----- Data to use -----
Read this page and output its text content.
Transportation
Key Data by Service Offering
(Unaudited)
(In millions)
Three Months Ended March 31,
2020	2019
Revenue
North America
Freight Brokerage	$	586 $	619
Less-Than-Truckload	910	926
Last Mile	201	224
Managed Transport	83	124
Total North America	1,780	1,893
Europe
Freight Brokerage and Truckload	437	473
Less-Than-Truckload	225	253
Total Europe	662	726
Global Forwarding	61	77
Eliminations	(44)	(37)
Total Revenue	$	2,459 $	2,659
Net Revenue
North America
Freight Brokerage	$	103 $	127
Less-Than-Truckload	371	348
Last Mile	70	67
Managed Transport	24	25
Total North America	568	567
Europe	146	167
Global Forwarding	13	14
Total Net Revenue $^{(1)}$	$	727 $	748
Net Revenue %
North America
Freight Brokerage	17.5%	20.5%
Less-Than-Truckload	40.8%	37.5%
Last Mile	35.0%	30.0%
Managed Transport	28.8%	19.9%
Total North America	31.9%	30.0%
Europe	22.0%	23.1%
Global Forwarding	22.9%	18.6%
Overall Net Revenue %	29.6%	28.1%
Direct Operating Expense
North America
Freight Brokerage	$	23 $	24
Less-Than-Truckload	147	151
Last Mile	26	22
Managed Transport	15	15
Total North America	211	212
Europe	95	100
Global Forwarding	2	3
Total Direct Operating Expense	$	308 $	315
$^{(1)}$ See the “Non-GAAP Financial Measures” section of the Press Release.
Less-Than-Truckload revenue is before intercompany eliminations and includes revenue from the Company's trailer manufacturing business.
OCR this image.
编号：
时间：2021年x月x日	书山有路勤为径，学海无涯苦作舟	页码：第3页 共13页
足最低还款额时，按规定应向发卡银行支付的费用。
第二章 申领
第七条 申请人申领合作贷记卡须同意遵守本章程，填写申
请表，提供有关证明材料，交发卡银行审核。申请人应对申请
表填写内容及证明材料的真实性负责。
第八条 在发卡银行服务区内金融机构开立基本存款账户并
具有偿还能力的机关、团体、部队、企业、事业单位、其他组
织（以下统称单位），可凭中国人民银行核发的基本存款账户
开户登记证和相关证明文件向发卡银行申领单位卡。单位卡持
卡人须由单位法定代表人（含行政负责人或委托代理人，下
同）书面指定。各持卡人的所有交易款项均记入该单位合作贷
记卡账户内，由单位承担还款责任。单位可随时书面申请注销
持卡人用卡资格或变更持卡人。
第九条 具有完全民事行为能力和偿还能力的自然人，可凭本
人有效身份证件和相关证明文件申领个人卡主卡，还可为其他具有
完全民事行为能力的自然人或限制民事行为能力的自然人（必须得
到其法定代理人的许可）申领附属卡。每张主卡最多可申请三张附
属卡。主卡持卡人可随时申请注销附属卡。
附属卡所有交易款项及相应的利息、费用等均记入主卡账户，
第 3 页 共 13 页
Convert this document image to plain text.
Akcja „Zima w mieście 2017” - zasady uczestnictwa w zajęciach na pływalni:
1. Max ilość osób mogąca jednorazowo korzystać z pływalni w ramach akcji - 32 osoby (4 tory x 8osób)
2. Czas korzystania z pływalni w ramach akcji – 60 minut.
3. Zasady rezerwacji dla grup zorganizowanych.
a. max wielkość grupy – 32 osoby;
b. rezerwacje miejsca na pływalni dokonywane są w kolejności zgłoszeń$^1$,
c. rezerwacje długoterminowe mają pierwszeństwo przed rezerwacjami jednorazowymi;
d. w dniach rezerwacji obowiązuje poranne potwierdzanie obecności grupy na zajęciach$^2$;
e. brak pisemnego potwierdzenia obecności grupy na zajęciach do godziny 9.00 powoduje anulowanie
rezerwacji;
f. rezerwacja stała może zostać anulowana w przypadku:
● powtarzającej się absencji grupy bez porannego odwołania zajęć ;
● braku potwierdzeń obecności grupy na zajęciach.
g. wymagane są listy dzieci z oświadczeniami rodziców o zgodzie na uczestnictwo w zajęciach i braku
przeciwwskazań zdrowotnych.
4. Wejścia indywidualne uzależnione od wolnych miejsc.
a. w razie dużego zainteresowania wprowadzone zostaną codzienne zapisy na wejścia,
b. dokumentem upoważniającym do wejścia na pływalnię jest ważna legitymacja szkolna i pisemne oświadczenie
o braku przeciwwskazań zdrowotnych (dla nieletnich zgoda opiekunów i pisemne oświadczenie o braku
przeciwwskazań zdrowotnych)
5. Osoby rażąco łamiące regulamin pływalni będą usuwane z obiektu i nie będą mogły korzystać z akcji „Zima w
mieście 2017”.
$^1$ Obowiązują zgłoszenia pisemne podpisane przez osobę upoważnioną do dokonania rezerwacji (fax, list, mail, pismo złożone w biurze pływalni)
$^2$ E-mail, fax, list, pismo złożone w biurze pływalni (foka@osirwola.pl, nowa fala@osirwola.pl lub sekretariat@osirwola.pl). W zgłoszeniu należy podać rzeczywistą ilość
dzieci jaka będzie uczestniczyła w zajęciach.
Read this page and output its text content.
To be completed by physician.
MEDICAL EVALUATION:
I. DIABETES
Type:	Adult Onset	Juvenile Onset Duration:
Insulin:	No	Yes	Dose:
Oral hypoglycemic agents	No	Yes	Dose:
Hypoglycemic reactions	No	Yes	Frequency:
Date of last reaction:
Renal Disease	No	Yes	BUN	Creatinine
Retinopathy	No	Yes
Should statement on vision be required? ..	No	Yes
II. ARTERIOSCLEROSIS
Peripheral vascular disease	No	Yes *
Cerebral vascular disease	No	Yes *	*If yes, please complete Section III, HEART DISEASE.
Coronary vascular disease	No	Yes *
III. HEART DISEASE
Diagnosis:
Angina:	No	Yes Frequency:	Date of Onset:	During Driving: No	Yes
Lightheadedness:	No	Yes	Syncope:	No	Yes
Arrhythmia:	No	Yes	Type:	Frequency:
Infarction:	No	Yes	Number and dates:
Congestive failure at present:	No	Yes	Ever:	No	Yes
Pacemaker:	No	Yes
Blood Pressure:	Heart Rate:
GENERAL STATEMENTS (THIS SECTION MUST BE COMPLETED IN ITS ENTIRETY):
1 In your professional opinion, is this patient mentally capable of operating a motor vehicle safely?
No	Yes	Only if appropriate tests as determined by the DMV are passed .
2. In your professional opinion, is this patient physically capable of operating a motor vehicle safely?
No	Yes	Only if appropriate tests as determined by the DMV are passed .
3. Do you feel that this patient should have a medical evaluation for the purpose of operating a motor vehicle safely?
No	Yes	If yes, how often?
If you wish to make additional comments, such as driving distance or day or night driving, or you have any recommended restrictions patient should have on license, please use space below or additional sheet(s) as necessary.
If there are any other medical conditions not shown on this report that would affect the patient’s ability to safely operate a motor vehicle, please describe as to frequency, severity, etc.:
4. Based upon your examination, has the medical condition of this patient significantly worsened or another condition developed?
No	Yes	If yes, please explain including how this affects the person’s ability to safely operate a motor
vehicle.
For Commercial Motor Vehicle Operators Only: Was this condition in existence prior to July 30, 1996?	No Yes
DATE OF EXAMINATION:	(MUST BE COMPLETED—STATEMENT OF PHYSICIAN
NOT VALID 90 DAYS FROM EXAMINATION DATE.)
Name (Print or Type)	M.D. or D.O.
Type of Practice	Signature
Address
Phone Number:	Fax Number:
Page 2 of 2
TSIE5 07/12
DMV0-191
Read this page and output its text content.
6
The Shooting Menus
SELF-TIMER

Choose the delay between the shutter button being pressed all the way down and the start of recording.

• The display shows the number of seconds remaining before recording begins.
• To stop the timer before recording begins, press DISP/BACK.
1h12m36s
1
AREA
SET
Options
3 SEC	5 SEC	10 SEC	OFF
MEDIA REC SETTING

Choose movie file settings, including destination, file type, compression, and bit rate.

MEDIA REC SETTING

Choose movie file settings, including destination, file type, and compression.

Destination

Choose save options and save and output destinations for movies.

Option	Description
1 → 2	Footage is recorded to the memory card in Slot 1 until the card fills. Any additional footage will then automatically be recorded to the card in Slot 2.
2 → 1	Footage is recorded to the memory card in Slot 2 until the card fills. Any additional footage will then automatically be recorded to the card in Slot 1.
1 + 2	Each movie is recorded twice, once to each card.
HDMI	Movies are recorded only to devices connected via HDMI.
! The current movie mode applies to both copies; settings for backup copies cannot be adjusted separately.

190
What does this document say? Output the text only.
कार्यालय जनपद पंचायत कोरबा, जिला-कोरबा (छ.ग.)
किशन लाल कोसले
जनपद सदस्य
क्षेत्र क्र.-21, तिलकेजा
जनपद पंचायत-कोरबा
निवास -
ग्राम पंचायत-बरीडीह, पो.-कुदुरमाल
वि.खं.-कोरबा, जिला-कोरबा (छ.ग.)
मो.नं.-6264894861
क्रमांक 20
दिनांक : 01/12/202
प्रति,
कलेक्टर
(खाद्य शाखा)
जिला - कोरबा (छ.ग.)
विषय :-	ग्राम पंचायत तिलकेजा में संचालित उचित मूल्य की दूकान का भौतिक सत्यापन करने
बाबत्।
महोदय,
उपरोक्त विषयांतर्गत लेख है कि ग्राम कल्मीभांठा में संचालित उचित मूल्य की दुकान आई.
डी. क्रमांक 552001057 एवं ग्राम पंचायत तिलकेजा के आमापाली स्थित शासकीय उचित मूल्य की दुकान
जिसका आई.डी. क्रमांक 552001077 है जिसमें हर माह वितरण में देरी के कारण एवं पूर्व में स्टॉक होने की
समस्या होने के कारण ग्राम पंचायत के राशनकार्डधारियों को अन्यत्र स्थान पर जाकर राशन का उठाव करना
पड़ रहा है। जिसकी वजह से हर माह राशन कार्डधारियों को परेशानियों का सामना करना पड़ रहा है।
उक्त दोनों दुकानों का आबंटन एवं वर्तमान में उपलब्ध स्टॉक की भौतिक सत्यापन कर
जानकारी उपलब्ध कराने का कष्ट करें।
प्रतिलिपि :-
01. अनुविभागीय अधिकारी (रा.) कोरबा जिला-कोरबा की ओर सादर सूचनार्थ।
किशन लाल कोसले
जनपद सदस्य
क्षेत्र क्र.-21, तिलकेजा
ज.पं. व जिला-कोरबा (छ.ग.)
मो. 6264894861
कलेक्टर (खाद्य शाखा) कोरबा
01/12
-----
Copy out each line in the preceding records that contains "Zima".

Akcja „Zima w mieście 2017” - zasady uczestnictwa w zajęciach na pływalni:
5. Osoby rażąco łamiące regulamin pływalni będą usuwane z obiektu i nie będą mogły korzystać z akcji „Zima w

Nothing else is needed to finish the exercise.